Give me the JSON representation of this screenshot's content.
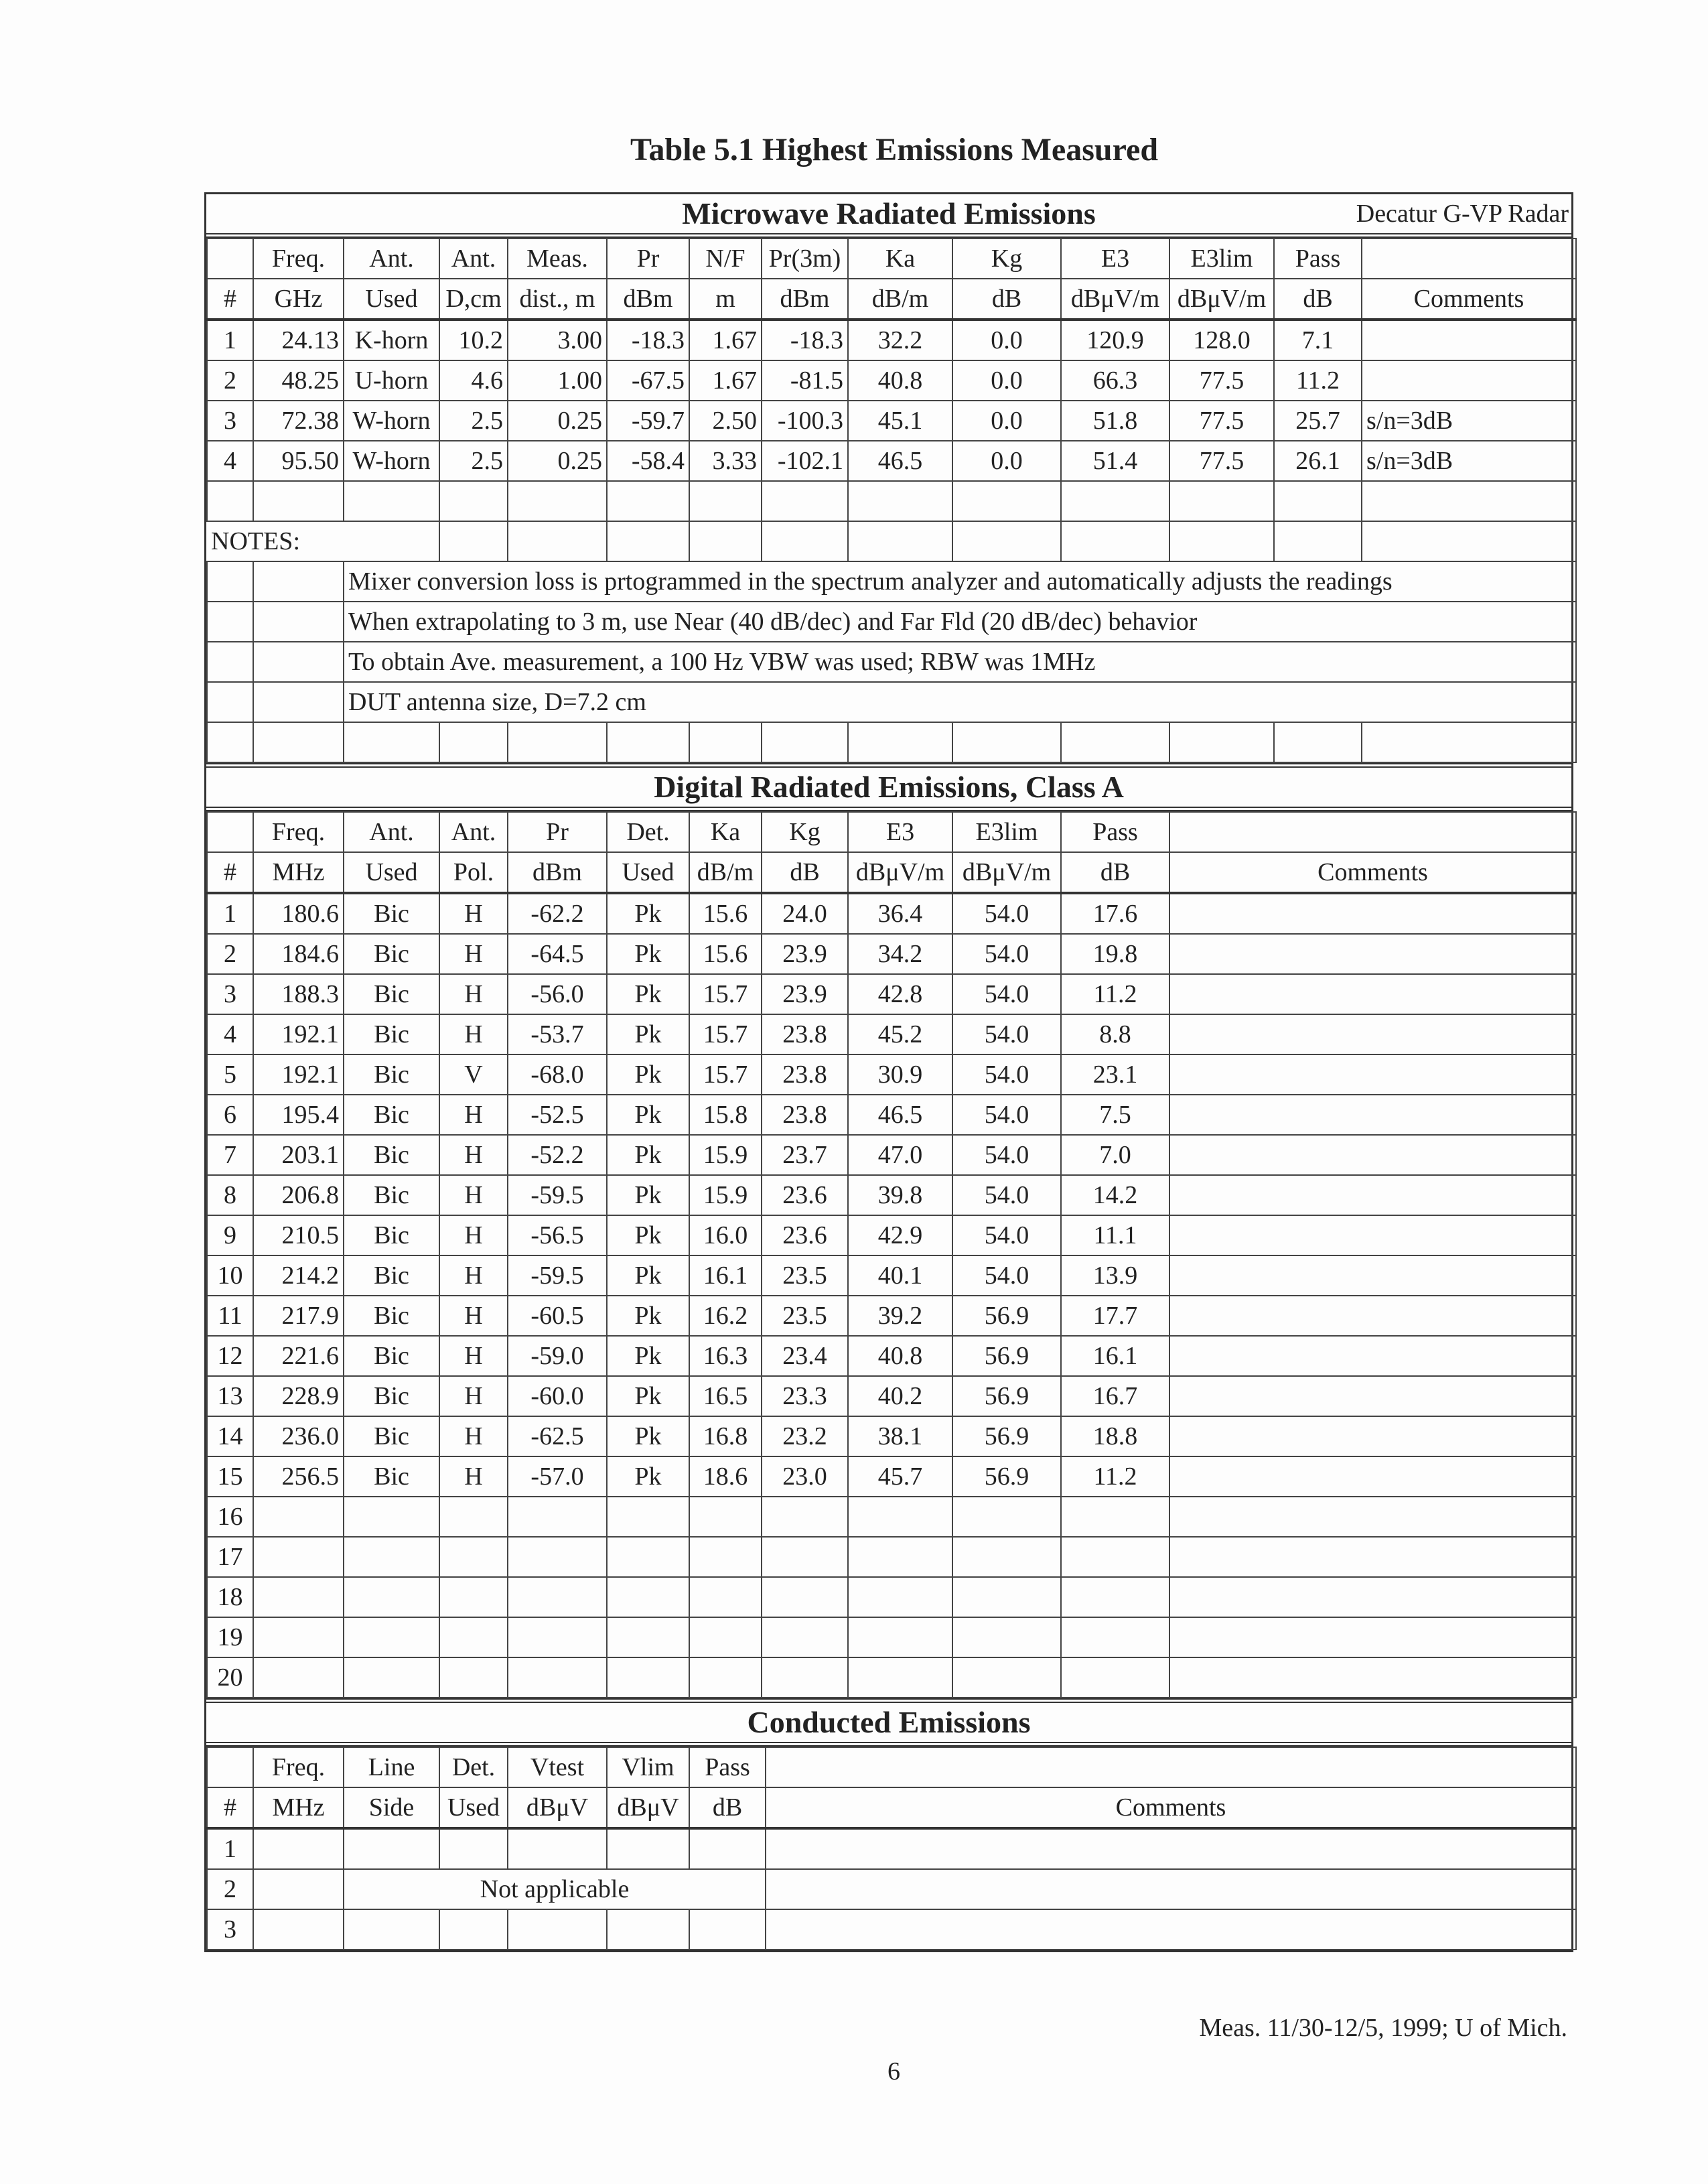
{
  "title": "Table 5.1  Highest Emissions Measured",
  "microwave": {
    "title": "Microwave Radiated Emissions",
    "device": "Decatur G-VP Radar",
    "headers": [
      [
        "",
        "#"
      ],
      [
        "Freq.",
        "GHz"
      ],
      [
        "Ant.",
        "Used"
      ],
      [
        "Ant.",
        "D,cm"
      ],
      [
        "Meas.",
        "dist., m"
      ],
      [
        "Pr",
        "dBm"
      ],
      [
        "N/F",
        "m"
      ],
      [
        "Pr(3m)",
        "dBm"
      ],
      [
        "Ka",
        "dB/m"
      ],
      [
        "Kg",
        "dB"
      ],
      [
        "E3",
        "dBμV/m"
      ],
      [
        "E3lim",
        "dBμV/m"
      ],
      [
        "Pass",
        "dB"
      ],
      [
        "",
        "Comments"
      ]
    ],
    "rows": [
      [
        "1",
        "24.13",
        "K-horn",
        "10.2",
        "3.00",
        "-18.3",
        "1.67",
        "-18.3",
        "32.2",
        "0.0",
        "120.9",
        "128.0",
        "7.1",
        ""
      ],
      [
        "2",
        "48.25",
        "U-horn",
        "4.6",
        "1.00",
        "-67.5",
        "1.67",
        "-81.5",
        "40.8",
        "0.0",
        "66.3",
        "77.5",
        "11.2",
        ""
      ],
      [
        "3",
        "72.38",
        "W-horn",
        "2.5",
        "0.25",
        "-59.7",
        "2.50",
        "-100.3",
        "45.1",
        "0.0",
        "51.8",
        "77.5",
        "25.7",
        "s/n=3dB"
      ],
      [
        "4",
        "95.50",
        "W-horn",
        "2.5",
        "0.25",
        "-58.4",
        "3.33",
        "-102.1",
        "46.5",
        "0.0",
        "51.4",
        "77.5",
        "26.1",
        "s/n=3dB"
      ]
    ],
    "notes_label": "NOTES:",
    "notes": [
      "Mixer conversion loss is prtogrammed in the spectrum analyzer and automatically adjusts the readings",
      "When extrapolating to 3 m, use Near (40 dB/dec) and Far Fld (20 dB/dec) behavior",
      "To obtain Ave. measurement, a 100 Hz VBW was used; RBW was 1MHz",
      "DUT antenna size, D=7.2 cm"
    ]
  },
  "digital": {
    "title": "Digital Radiated Emissions, Class A",
    "headers": [
      [
        "",
        "#"
      ],
      [
        "Freq.",
        "MHz"
      ],
      [
        "Ant.",
        "Used"
      ],
      [
        "Ant.",
        "Pol."
      ],
      [
        "Pr",
        "dBm"
      ],
      [
        "Det.",
        "Used"
      ],
      [
        "Ka",
        "dB/m"
      ],
      [
        "Kg",
        "dB"
      ],
      [
        "E3",
        "dBμV/m"
      ],
      [
        "E3lim",
        "dBμV/m"
      ],
      [
        "Pass",
        "dB"
      ],
      [
        "",
        "Comments"
      ]
    ],
    "rows": [
      [
        "1",
        "180.6",
        "Bic",
        "H",
        "-62.2",
        "Pk",
        "15.6",
        "24.0",
        "36.4",
        "54.0",
        "17.6",
        ""
      ],
      [
        "2",
        "184.6",
        "Bic",
        "H",
        "-64.5",
        "Pk",
        "15.6",
        "23.9",
        "34.2",
        "54.0",
        "19.8",
        ""
      ],
      [
        "3",
        "188.3",
        "Bic",
        "H",
        "-56.0",
        "Pk",
        "15.7",
        "23.9",
        "42.8",
        "54.0",
        "11.2",
        ""
      ],
      [
        "4",
        "192.1",
        "Bic",
        "H",
        "-53.7",
        "Pk",
        "15.7",
        "23.8",
        "45.2",
        "54.0",
        "8.8",
        ""
      ],
      [
        "5",
        "192.1",
        "Bic",
        "V",
        "-68.0",
        "Pk",
        "15.7",
        "23.8",
        "30.9",
        "54.0",
        "23.1",
        ""
      ],
      [
        "6",
        "195.4",
        "Bic",
        "H",
        "-52.5",
        "Pk",
        "15.8",
        "23.8",
        "46.5",
        "54.0",
        "7.5",
        ""
      ],
      [
        "7",
        "203.1",
        "Bic",
        "H",
        "-52.2",
        "Pk",
        "15.9",
        "23.7",
        "47.0",
        "54.0",
        "7.0",
        ""
      ],
      [
        "8",
        "206.8",
        "Bic",
        "H",
        "-59.5",
        "Pk",
        "15.9",
        "23.6",
        "39.8",
        "54.0",
        "14.2",
        ""
      ],
      [
        "9",
        "210.5",
        "Bic",
        "H",
        "-56.5",
        "Pk",
        "16.0",
        "23.6",
        "42.9",
        "54.0",
        "11.1",
        ""
      ],
      [
        "10",
        "214.2",
        "Bic",
        "H",
        "-59.5",
        "Pk",
        "16.1",
        "23.5",
        "40.1",
        "54.0",
        "13.9",
        ""
      ],
      [
        "11",
        "217.9",
        "Bic",
        "H",
        "-60.5",
        "Pk",
        "16.2",
        "23.5",
        "39.2",
        "56.9",
        "17.7",
        ""
      ],
      [
        "12",
        "221.6",
        "Bic",
        "H",
        "-59.0",
        "Pk",
        "16.3",
        "23.4",
        "40.8",
        "56.9",
        "16.1",
        ""
      ],
      [
        "13",
        "228.9",
        "Bic",
        "H",
        "-60.0",
        "Pk",
        "16.5",
        "23.3",
        "40.2",
        "56.9",
        "16.7",
        ""
      ],
      [
        "14",
        "236.0",
        "Bic",
        "H",
        "-62.5",
        "Pk",
        "16.8",
        "23.2",
        "38.1",
        "56.9",
        "18.8",
        ""
      ],
      [
        "15",
        "256.5",
        "Bic",
        "H",
        "-57.0",
        "Pk",
        "18.6",
        "23.0",
        "45.7",
        "56.9",
        "11.2",
        ""
      ],
      [
        "16",
        "",
        "",
        "",
        "",
        "",
        "",
        "",
        "",
        "",
        "",
        ""
      ],
      [
        "17",
        "",
        "",
        "",
        "",
        "",
        "",
        "",
        "",
        "",
        "",
        ""
      ],
      [
        "18",
        "",
        "",
        "",
        "",
        "",
        "",
        "",
        "",
        "",
        "",
        ""
      ],
      [
        "19",
        "",
        "",
        "",
        "",
        "",
        "",
        "",
        "",
        "",
        "",
        ""
      ],
      [
        "20",
        "",
        "",
        "",
        "",
        "",
        "",
        "",
        "",
        "",
        "",
        ""
      ]
    ]
  },
  "conducted": {
    "title": "Conducted Emissions",
    "headers": [
      [
        "",
        "#"
      ],
      [
        "Freq.",
        "MHz"
      ],
      [
        "Line",
        "Side"
      ],
      [
        "Det.",
        "Used"
      ],
      [
        "Vtest",
        "dBμV"
      ],
      [
        "Vlim",
        "dBμV"
      ],
      [
        "Pass",
        "dB"
      ],
      [
        "",
        "Comments"
      ]
    ],
    "rows": [
      "1",
      "2",
      "3"
    ],
    "not_applicable": "Not applicable"
  },
  "footer": "Meas. 11/30-12/5, 1999; U of Mich.",
  "page_number": "6"
}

::::

▶ [INSTRUCTION] Return each full line of the entries that contains the word "Emissions".

▶ [RESULT FOR THIS TASK]
  "title": "Table 5.1  Highest Emissions Measured",
    "title": "Microwave Radiated Emissions",
    "title": "Digital Radiated Emissions, Class A",
    "title": "Conducted Emissions",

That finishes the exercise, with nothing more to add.